┏━━
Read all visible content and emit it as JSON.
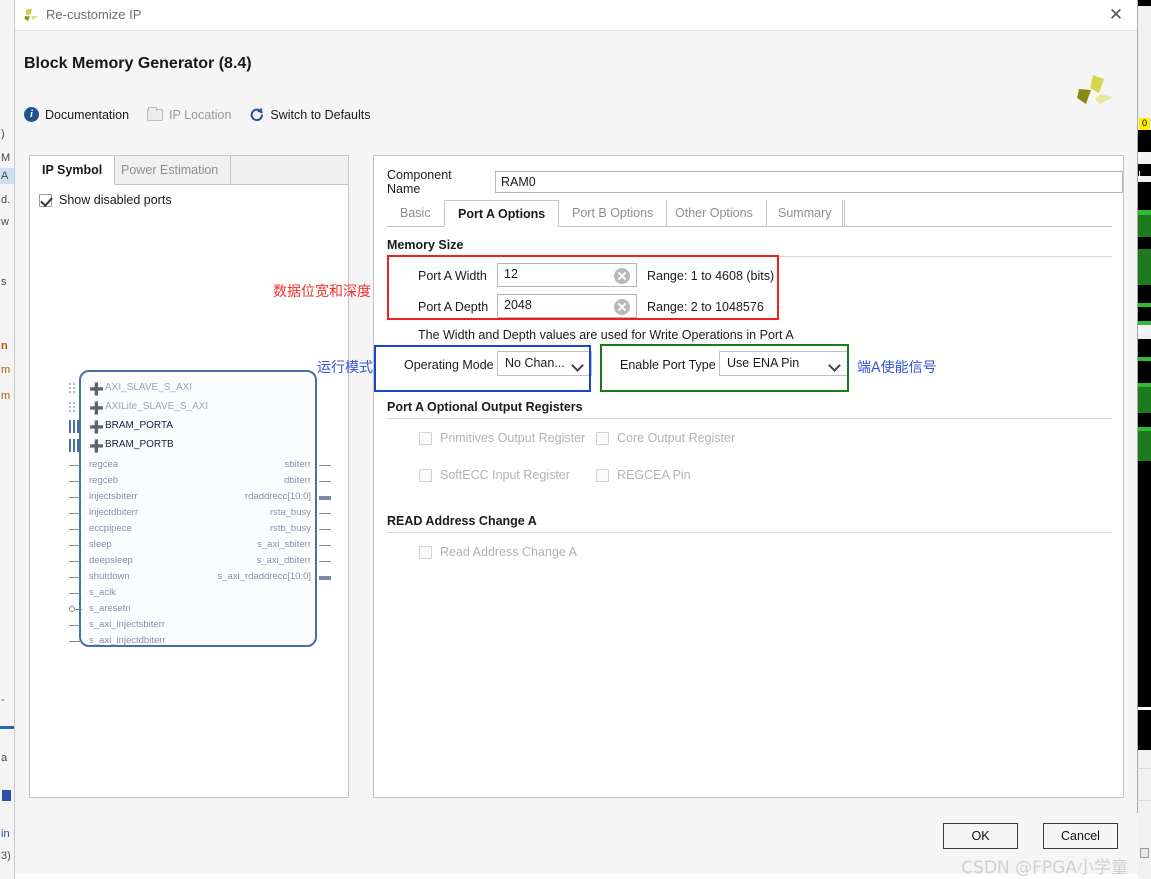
{
  "background": {
    "left_fragments": [
      ")",
      "M",
      "A",
      "d.",
      "w",
      "s",
      "n",
      "m",
      "m",
      "-",
      "a",
      "in",
      "3)"
    ],
    "right_note": "dark-editor-window"
  },
  "titlebar": {
    "title": "Re-customize IP",
    "close_label": "✕",
    "icon": "xilinx-logo-icon"
  },
  "header": {
    "app_title": "Block Memory Generator (8.4)",
    "tools": [
      {
        "label": "Documentation",
        "icon": "info-icon",
        "disabled": false
      },
      {
        "label": "IP Location",
        "icon": "folder-icon",
        "disabled": true
      },
      {
        "label": "Switch to Defaults",
        "icon": "refresh-icon",
        "disabled": false
      }
    ]
  },
  "left_panel": {
    "tabs": [
      {
        "label": "IP Symbol",
        "active": true
      },
      {
        "label": "Power Estimation",
        "active": false
      }
    ],
    "show_disabled_ports": {
      "label": "Show disabled ports",
      "checked": true
    },
    "symbol": {
      "buses": [
        {
          "label": "AXI_SLAVE_S_AXI",
          "enabled": false,
          "marker": "dots"
        },
        {
          "label": "AXILite_SLAVE_S_AXI",
          "enabled": false,
          "marker": "dots"
        },
        {
          "label": "BRAM_PORTA",
          "enabled": true,
          "marker": "bars"
        },
        {
          "label": "BRAM_PORTB",
          "enabled": true,
          "marker": "bars"
        }
      ],
      "inputs": [
        {
          "label": "regcea",
          "marker": "line"
        },
        {
          "label": "regceb",
          "marker": "line"
        },
        {
          "label": "injectsbiterr",
          "marker": "line"
        },
        {
          "label": "injectdbiterr",
          "marker": "line"
        },
        {
          "label": "eccpipece",
          "marker": "line"
        },
        {
          "label": "sleep",
          "marker": "line"
        },
        {
          "label": "deepsleep",
          "marker": "line"
        },
        {
          "label": "shutdown",
          "marker": "line"
        },
        {
          "label": "s_aclk",
          "marker": "line"
        },
        {
          "label": "s_aresetn",
          "marker": "inverted"
        },
        {
          "label": "s_axi_injectsbiterr",
          "marker": "line"
        },
        {
          "label": "s_axi_injectdbiterr",
          "marker": "line"
        }
      ],
      "outputs": [
        {
          "label": "sbiterr",
          "marker": "line"
        },
        {
          "label": "dbiterr",
          "marker": "line"
        },
        {
          "label": "rdaddrecc[10:0]",
          "marker": "bus"
        },
        {
          "label": "rsta_busy",
          "marker": "line"
        },
        {
          "label": "rstb_busy",
          "marker": "line"
        },
        {
          "label": "s_axi_sbiterr",
          "marker": "line"
        },
        {
          "label": "s_axi_dbiterr",
          "marker": "line"
        },
        {
          "label": "s_axi_rdaddrecc[10:0]",
          "marker": "bus"
        }
      ]
    }
  },
  "right_panel": {
    "component_name": {
      "label": "Component Name",
      "value": "RAM0"
    },
    "tabs": [
      {
        "label": "Basic",
        "active": false
      },
      {
        "label": "Port A Options",
        "active": true
      },
      {
        "label": "Port B Options",
        "active": false
      },
      {
        "label": "Other Options",
        "active": false
      },
      {
        "label": "Summary",
        "active": false
      }
    ],
    "memory_size": {
      "title": "Memory Size",
      "width": {
        "label": "Port A Width",
        "value": "12",
        "range": "Range: 1 to 4608 (bits)"
      },
      "depth": {
        "label": "Port A Depth",
        "value": "2048",
        "range": "Range: 2 to 1048576"
      },
      "note": "The Width and Depth values are used for Write Operations in Port A"
    },
    "operating_mode": {
      "label": "Operating Mode",
      "value": "No Chan..."
    },
    "enable_port_type": {
      "label": "Enable Port Type",
      "value": "Use ENA Pin"
    },
    "output_registers": {
      "title": "Port A Optional Output Registers",
      "items": [
        {
          "label": "Primitives Output Register",
          "checked": false,
          "disabled": true
        },
        {
          "label": "Core Output Register",
          "checked": false,
          "disabled": true
        },
        {
          "label": "SoftECC Input Register",
          "checked": false,
          "disabled": true
        },
        {
          "label": "REGCEA Pin",
          "checked": false,
          "disabled": true
        }
      ]
    },
    "read_address_change": {
      "title": "READ Address Change A",
      "items": [
        {
          "label": "Read Address Change A",
          "checked": false,
          "disabled": true
        }
      ]
    }
  },
  "annotations": [
    {
      "text": "数据位宽和深度",
      "color": "#f23030"
    },
    {
      "text": "运行模式",
      "color": "#3355dd"
    },
    {
      "text": "端A使能信号",
      "color": "#3355dd"
    }
  ],
  "highlight_colors": {
    "memory_size_box": "#f02020",
    "operating_mode_box": "#1a44cc",
    "enable_port_box": "#1a7a1a"
  },
  "footer": {
    "ok_label": "OK",
    "cancel_label": "Cancel",
    "watermark": "CSDN @FPGA小学童"
  }
}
┗━━
# What you will do
Restate the entire listing word for word, excluding pictures.

# Solution below
Read all visible content and emit it as JSON.
{
  "background": {
    "left_fragments": [
      ")",
      "M",
      "A",
      "d.",
      "w",
      "s",
      "n",
      "m",
      "m",
      "-",
      "a",
      "in",
      "3)"
    ],
    "right_note": "dark-editor-window"
  },
  "titlebar": {
    "title": "Re-customize IP",
    "close_label": "✕",
    "icon": "xilinx-logo-icon"
  },
  "header": {
    "app_title": "Block Memory Generator (8.4)",
    "tools": [
      {
        "label": "Documentation",
        "icon": "info-icon",
        "disabled": false
      },
      {
        "label": "IP Location",
        "icon": "folder-icon",
        "disabled": true
      },
      {
        "label": "Switch to Defaults",
        "icon": "refresh-icon",
        "disabled": false
      }
    ]
  },
  "left_panel": {
    "tabs": [
      {
        "label": "IP Symbol",
        "active": true
      },
      {
        "label": "Power Estimation",
        "active": false
      }
    ],
    "show_disabled_ports": {
      "label": "Show disabled ports",
      "checked": true
    },
    "symbol": {
      "buses": [
        {
          "label": "AXI_SLAVE_S_AXI",
          "enabled": false,
          "marker": "dots"
        },
        {
          "label": "AXILite_SLAVE_S_AXI",
          "enabled": false,
          "marker": "dots"
        },
        {
          "label": "BRAM_PORTA",
          "enabled": true,
          "marker": "bars"
        },
        {
          "label": "BRAM_PORTB",
          "enabled": true,
          "marker": "bars"
        }
      ],
      "inputs": [
        {
          "label": "regcea",
          "marker": "line"
        },
        {
          "label": "regceb",
          "marker": "line"
        },
        {
          "label": "injectsbiterr",
          "marker": "line"
        },
        {
          "label": "injectdbiterr",
          "marker": "line"
        },
        {
          "label": "eccpipece",
          "marker": "line"
        },
        {
          "label": "sleep",
          "marker": "line"
        },
        {
          "label": "deepsleep",
          "marker": "line"
        },
        {
          "label": "shutdown",
          "marker": "line"
        },
        {
          "label": "s_aclk",
          "marker": "line"
        },
        {
          "label": "s_aresetn",
          "marker": "inverted"
        },
        {
          "label": "s_axi_injectsbiterr",
          "marker": "line"
        },
        {
          "label": "s_axi_injectdbiterr",
          "marker": "line"
        }
      ],
      "outputs": [
        {
          "label": "sbiterr",
          "marker": "line"
        },
        {
          "label": "dbiterr",
          "marker": "line"
        },
        {
          "label": "rdaddrecc[10:0]",
          "marker": "bus"
        },
        {
          "label": "rsta_busy",
          "marker": "line"
        },
        {
          "label": "rstb_busy",
          "marker": "line"
        },
        {
          "label": "s_axi_sbiterr",
          "marker": "line"
        },
        {
          "label": "s_axi_dbiterr",
          "marker": "line"
        },
        {
          "label": "s_axi_rdaddrecc[10:0]",
          "marker": "bus"
        }
      ]
    }
  },
  "right_panel": {
    "component_name": {
      "label": "Component Name",
      "value": "RAM0"
    },
    "tabs": [
      {
        "label": "Basic",
        "active": false
      },
      {
        "label": "Port A Options",
        "active": true
      },
      {
        "label": "Port B Options",
        "active": false
      },
      {
        "label": "Other Options",
        "active": false
      },
      {
        "label": "Summary",
        "active": false
      }
    ],
    "memory_size": {
      "title": "Memory Size",
      "width": {
        "label": "Port A Width",
        "value": "12",
        "range": "Range: 1 to 4608 (bits)"
      },
      "depth": {
        "label": "Port A Depth",
        "value": "2048",
        "range": "Range: 2 to 1048576"
      },
      "note": "The Width and Depth values are used for Write Operations in Port A"
    },
    "operating_mode": {
      "label": "Operating Mode",
      "value": "No Chan..."
    },
    "enable_port_type": {
      "label": "Enable Port Type",
      "value": "Use ENA Pin"
    },
    "output_registers": {
      "title": "Port A Optional Output Registers",
      "items": [
        {
          "label": "Primitives Output Register",
          "checked": false,
          "disabled": true
        },
        {
          "label": "Core Output Register",
          "checked": false,
          "disabled": true
        },
        {
          "label": "SoftECC Input Register",
          "checked": false,
          "disabled": true
        },
        {
          "label": "REGCEA Pin",
          "checked": false,
          "disabled": true
        }
      ]
    },
    "read_address_change": {
      "title": "READ Address Change A",
      "items": [
        {
          "label": "Read Address Change A",
          "checked": false,
          "disabled": true
        }
      ]
    }
  },
  "annotations": [
    {
      "text": "数据位宽和深度",
      "color": "#f23030"
    },
    {
      "text": "运行模式",
      "color": "#3355dd"
    },
    {
      "text": "端A使能信号",
      "color": "#3355dd"
    }
  ],
  "highlight_colors": {
    "memory_size_box": "#f02020",
    "operating_mode_box": "#1a44cc",
    "enable_port_box": "#1a7a1a"
  },
  "footer": {
    "ok_label": "OK",
    "cancel_label": "Cancel",
    "watermark": "CSDN @FPGA小学童"
  }
}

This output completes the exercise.